• _Problem statement_
Within the listing below, locate all lines containing the word "Immobilière". Copy each one.

►

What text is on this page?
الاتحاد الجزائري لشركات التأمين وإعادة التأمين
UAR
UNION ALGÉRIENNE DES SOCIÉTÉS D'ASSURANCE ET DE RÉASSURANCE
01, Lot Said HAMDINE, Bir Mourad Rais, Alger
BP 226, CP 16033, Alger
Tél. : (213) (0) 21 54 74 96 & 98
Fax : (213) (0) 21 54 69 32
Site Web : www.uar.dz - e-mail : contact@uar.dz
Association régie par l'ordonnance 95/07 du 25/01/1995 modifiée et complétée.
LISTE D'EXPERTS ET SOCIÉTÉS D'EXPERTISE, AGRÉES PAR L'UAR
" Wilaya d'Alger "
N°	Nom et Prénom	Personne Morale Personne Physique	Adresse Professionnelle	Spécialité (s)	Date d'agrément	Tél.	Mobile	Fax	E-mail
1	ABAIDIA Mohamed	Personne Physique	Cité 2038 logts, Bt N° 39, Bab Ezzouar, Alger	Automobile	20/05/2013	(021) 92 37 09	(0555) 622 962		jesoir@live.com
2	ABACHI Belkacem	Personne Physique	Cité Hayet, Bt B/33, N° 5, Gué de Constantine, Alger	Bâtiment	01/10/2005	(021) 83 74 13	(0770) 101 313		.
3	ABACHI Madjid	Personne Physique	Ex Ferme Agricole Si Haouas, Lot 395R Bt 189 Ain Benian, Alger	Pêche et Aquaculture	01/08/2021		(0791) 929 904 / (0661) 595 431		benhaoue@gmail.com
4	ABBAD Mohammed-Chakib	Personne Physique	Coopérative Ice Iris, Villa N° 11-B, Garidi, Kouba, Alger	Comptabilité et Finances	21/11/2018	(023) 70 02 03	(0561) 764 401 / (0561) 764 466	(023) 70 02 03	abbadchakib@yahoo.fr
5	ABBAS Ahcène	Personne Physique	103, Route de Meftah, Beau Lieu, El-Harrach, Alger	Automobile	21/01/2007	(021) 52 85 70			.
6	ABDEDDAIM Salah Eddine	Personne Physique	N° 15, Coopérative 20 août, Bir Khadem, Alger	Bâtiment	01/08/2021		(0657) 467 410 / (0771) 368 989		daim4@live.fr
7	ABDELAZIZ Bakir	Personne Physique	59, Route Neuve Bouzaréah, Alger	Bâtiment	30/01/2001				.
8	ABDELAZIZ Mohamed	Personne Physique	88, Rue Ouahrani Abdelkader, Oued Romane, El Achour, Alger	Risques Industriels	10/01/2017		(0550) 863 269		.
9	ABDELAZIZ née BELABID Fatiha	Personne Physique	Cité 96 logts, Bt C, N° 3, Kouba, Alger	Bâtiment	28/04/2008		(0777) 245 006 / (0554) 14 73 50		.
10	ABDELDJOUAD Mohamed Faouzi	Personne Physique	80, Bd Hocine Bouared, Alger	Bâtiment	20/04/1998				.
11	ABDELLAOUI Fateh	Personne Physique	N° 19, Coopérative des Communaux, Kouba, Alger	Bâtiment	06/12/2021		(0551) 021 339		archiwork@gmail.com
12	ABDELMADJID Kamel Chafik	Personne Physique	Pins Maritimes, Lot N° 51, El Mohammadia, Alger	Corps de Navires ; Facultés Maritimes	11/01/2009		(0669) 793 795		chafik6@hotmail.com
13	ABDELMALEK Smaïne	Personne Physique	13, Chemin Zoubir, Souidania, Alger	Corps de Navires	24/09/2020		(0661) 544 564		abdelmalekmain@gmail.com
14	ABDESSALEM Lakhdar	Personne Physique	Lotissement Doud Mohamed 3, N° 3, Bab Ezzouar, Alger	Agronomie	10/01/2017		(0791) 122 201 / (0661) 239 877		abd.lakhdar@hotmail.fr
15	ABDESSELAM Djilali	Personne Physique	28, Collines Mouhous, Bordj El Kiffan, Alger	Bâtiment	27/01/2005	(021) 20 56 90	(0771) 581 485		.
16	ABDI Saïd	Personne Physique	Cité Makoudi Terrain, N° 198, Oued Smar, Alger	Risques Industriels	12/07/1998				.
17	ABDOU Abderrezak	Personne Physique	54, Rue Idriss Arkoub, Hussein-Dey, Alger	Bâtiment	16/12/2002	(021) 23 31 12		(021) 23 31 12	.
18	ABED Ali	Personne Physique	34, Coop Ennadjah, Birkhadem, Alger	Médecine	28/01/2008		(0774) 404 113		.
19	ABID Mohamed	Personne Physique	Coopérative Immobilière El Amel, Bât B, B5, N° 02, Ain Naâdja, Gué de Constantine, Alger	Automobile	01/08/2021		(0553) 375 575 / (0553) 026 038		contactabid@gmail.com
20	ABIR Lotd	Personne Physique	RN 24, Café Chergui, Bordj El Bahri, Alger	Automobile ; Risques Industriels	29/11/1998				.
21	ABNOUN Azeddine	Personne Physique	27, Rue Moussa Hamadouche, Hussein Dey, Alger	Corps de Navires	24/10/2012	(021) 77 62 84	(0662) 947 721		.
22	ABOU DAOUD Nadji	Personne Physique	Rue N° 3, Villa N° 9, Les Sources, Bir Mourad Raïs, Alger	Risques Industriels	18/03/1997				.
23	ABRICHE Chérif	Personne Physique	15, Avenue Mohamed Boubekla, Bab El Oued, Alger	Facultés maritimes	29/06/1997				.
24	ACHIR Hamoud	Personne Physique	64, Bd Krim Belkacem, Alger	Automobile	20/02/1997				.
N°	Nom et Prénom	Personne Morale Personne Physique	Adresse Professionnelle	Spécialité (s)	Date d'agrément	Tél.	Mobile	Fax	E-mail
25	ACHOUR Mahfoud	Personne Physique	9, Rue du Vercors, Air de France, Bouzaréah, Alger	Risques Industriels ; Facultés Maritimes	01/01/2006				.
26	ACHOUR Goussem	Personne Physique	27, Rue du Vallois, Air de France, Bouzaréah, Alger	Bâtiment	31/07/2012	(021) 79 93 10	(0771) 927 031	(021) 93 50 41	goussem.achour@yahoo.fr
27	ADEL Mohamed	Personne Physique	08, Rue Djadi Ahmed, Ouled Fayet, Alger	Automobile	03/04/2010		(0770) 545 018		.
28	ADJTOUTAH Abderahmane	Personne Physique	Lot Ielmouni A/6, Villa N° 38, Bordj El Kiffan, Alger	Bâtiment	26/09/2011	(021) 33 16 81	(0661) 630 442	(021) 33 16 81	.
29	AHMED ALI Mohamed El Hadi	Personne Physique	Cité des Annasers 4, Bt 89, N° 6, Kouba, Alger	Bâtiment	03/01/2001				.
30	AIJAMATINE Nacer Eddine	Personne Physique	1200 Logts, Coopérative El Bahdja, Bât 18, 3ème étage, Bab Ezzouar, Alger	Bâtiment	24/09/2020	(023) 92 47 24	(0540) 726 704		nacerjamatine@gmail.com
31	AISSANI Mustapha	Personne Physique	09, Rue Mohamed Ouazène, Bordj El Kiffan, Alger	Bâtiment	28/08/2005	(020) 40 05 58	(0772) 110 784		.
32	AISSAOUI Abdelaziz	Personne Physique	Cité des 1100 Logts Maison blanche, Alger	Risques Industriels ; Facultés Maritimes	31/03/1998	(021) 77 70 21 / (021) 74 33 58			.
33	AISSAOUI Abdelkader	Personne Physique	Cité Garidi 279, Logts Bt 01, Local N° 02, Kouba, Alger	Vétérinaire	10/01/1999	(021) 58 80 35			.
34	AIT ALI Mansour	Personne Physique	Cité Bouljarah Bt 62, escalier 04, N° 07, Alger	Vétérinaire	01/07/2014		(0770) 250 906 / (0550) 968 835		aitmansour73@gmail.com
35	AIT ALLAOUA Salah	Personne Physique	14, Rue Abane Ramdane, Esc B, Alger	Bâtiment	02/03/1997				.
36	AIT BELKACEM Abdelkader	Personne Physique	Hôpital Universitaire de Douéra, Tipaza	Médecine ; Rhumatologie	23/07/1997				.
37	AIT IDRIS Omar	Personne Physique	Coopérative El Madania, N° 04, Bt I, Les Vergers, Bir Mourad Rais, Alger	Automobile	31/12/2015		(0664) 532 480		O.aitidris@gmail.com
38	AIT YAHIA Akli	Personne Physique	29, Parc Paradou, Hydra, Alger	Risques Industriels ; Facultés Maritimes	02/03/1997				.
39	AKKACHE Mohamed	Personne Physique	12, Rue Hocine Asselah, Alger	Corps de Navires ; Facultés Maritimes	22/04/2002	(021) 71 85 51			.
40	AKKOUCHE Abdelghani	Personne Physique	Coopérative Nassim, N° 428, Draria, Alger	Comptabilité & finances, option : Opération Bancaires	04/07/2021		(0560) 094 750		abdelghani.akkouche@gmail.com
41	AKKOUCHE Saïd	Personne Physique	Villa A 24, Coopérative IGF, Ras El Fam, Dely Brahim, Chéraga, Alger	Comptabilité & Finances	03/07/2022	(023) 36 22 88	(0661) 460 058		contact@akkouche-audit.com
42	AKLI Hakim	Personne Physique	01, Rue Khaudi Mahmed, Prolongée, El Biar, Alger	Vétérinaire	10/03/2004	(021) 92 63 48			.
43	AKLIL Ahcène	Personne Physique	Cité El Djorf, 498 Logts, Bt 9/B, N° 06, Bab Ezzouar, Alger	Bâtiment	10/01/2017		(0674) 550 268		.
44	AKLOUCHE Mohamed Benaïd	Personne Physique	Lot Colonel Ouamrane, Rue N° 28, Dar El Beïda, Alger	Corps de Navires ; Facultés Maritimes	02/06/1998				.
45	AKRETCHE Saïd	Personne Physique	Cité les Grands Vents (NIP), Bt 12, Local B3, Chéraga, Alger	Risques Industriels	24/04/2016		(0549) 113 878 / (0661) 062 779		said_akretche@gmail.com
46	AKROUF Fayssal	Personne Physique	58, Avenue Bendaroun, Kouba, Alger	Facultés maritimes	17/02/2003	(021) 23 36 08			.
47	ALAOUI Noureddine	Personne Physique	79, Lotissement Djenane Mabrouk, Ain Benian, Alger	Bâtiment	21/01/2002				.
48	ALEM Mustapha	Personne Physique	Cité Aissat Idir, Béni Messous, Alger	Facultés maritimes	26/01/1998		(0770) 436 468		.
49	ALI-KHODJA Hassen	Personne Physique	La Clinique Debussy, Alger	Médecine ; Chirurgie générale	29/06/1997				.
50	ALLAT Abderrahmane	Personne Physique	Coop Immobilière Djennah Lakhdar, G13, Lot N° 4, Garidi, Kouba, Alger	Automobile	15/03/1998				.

◄

• _Problem solution_
19	ABID Mohamed	Personne Physique	Coopérative Immobilière El Amel, Bât B, B5, N° 02, Ain Naâdja, Gué de Constantine, Alger	Automobile	01/08/2021		(0553) 375 575 / (0553) 026 038		contactabid@gmail.com
50	ALLAT Abderrahmane	Personne Physique	Coop Immobilière Djennah Lakhdar, G13, Lot N° 4, Garidi, Kouba, Alger	Automobile	15/03/1998				.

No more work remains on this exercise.